| AIM OF THE EXERCISE |
Work through the data and report how many lines include the string "them", giving the number alone.

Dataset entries

==================================================

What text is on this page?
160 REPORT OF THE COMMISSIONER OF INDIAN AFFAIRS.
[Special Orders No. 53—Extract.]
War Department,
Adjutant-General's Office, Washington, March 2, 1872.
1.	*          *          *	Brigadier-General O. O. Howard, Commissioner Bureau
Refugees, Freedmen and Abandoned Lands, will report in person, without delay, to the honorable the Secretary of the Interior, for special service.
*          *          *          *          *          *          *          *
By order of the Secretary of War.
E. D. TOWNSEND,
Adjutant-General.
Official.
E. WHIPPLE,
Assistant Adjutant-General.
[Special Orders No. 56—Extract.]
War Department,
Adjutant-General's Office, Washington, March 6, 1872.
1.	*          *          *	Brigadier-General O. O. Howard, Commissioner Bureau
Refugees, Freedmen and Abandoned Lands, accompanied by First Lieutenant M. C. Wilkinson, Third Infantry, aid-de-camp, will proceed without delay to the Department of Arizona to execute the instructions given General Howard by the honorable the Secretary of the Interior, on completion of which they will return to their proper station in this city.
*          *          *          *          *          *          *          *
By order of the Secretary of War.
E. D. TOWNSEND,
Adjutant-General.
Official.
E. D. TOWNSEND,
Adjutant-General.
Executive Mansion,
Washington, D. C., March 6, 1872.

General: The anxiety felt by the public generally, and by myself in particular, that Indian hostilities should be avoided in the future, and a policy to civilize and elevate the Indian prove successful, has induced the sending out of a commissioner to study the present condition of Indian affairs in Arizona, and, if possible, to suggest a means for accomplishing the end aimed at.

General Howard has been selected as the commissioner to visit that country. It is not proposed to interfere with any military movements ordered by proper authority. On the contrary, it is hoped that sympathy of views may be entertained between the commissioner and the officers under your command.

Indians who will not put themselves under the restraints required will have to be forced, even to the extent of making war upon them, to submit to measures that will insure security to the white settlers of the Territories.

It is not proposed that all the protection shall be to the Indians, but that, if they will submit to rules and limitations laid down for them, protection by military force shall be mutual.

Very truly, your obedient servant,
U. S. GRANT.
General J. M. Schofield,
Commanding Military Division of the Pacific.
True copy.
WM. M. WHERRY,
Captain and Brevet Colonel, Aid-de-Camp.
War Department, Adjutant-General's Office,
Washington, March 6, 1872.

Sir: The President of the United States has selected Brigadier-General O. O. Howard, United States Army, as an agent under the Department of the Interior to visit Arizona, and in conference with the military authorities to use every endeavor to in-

==================================================

| TASK RESPONSE |
2